───── Task inputs

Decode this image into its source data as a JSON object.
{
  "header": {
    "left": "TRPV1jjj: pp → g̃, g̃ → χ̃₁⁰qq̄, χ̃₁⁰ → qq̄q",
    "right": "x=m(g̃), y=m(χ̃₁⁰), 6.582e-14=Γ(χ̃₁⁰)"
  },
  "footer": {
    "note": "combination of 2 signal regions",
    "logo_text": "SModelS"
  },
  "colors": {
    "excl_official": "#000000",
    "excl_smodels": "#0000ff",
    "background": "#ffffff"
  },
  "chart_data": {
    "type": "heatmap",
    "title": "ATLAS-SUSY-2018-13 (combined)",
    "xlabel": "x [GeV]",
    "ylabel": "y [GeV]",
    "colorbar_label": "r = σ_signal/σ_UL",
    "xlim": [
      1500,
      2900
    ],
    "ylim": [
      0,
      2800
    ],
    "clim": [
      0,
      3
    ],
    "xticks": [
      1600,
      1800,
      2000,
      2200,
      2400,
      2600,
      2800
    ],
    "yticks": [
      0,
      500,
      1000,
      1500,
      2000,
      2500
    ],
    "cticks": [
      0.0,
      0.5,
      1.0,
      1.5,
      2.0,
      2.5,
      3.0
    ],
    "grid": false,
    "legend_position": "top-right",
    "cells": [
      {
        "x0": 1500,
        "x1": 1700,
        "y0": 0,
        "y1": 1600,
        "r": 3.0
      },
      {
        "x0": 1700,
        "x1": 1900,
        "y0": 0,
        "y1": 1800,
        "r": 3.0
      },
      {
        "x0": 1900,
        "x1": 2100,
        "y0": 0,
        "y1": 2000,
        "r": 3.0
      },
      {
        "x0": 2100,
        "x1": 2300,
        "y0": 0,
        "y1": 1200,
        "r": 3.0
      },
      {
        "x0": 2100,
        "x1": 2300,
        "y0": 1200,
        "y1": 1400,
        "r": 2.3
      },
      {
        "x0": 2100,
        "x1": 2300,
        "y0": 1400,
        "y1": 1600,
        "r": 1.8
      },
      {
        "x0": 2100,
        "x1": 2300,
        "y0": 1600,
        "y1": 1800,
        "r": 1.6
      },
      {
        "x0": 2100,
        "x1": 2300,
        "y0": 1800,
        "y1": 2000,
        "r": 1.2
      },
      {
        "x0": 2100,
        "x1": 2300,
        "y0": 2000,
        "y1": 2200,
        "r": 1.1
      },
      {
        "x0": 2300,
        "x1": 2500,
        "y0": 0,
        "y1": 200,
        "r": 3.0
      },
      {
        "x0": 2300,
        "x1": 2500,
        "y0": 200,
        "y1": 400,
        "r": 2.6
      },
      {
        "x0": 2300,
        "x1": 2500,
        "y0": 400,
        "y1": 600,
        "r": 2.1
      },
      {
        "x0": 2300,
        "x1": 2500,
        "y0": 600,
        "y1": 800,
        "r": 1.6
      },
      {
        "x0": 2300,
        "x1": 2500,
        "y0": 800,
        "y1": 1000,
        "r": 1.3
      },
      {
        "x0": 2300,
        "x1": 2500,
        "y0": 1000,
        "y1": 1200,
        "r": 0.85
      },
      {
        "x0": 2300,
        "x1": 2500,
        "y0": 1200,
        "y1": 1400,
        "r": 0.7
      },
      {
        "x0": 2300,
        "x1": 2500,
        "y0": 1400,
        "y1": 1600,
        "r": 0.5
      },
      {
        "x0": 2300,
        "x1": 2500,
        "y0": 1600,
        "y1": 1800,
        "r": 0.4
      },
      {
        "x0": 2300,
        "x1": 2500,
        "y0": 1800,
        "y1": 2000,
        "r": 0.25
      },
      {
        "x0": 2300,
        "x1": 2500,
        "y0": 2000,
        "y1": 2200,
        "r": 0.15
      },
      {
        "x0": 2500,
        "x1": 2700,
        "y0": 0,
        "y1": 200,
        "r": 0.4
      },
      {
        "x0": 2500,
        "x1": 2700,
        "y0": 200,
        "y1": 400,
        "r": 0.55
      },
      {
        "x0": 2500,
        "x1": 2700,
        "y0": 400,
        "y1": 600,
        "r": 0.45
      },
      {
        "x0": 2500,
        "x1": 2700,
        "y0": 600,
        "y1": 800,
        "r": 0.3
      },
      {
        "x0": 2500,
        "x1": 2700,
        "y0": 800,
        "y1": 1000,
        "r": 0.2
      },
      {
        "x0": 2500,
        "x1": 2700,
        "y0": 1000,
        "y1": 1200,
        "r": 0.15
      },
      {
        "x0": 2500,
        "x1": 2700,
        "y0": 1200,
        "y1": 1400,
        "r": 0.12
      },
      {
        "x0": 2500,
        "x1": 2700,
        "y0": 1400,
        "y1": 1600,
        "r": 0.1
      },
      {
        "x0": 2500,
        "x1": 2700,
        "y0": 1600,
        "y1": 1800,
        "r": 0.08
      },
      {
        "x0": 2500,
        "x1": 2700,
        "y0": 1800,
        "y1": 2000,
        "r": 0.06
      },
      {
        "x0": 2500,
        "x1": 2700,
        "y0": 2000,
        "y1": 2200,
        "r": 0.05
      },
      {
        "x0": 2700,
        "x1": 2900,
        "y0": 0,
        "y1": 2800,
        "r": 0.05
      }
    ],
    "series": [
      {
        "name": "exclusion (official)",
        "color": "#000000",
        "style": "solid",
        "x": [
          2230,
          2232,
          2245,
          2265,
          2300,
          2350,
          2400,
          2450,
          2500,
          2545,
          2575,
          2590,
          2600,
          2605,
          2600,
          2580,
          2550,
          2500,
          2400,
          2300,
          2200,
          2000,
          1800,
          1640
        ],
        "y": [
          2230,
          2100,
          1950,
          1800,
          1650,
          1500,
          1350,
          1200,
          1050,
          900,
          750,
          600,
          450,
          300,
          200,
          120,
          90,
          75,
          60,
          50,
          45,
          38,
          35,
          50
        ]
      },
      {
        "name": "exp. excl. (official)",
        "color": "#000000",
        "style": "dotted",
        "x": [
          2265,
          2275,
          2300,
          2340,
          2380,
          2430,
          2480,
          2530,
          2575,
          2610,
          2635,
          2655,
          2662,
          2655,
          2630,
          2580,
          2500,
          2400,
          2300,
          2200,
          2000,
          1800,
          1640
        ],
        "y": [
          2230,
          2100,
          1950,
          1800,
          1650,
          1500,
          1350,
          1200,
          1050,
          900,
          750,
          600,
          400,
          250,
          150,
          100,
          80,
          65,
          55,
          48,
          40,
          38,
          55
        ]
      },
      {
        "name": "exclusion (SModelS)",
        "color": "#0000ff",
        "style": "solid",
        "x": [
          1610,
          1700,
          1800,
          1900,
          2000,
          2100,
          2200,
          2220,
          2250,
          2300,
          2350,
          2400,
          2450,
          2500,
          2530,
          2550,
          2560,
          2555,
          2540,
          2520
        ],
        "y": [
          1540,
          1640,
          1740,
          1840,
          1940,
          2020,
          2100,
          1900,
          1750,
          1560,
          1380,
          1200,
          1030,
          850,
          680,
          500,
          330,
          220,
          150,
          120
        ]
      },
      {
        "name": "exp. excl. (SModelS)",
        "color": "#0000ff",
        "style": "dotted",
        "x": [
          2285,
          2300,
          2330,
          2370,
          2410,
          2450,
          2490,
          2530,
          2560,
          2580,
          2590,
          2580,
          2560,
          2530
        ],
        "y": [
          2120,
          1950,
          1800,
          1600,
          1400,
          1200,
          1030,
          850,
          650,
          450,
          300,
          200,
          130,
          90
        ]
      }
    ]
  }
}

──────────

# Task to carry out
State how many lines of the listing include "name", and nothing more.

# Exercise response
4